Task description:
Would you write out the entries below, every one of them, exactly?

Records from a data source:

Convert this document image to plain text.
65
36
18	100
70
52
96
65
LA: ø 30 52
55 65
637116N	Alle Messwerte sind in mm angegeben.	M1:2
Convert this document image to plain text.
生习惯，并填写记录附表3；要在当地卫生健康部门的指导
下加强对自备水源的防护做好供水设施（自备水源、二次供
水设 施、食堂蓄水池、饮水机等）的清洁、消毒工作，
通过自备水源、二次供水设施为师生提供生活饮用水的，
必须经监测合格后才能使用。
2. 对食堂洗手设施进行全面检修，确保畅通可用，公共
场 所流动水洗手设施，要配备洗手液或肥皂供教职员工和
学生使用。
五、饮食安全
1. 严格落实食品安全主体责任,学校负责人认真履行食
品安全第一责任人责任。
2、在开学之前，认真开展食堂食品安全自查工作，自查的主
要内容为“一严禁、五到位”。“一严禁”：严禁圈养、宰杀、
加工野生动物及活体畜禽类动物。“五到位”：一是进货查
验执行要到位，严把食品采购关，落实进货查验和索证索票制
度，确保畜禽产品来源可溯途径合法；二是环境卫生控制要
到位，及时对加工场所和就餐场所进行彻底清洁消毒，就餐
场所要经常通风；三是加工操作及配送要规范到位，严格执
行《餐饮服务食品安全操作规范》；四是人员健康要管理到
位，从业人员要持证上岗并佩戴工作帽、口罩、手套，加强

Exercise output:
Convert this document image to plain text.
65
36
18	100
70
52
96
65
LA: ø 30 52
55 65
637116N	Alle Messwerte sind in mm angegeben.	M1:2
Convert this document image to plain text.
生习惯，并填写记录附表3；要在当地卫生健康部门的指导
下加强对自备水源的防护做好供水设施（自备水源、二次供
水设 施、食堂蓄水池、饮水机等）的清洁、消毒工作，
通过自备水源、二次供水设施为师生提供生活饮用水的，
必须经监测合格后才能使用。
2. 对食堂洗手设施进行全面检修，确保畅通可用，公共
场 所流动水洗手设施，要配备洗手液或肥皂供教职员工和
学生使用。
五、饮食安全
1. 严格落实食品安全主体责任,学校负责人认真履行食
品安全第一责任人责任。
2、在开学之前，认真开展食堂食品安全自查工作，自查的主
要内容为“一严禁、五到位”。“一严禁”：严禁圈养、宰杀、
加工野生动物及活体畜禽类动物。“五到位”：一是进货查
验执行要到位，严把食品采购关，落实进货查验和索证索票制
度，确保畜禽产品来源可溯途径合法；二是环境卫生控制要
到位，及时对加工场所和就餐场所进行彻底清洁消毒，就餐
场所要经常通风；三是加工操作及配送要规范到位，严格执
行《餐饮服务食品安全操作规范》；四是人员健康要管理到
位，从业人员要持证上岗并佩戴工作帽、口罩、手套，加强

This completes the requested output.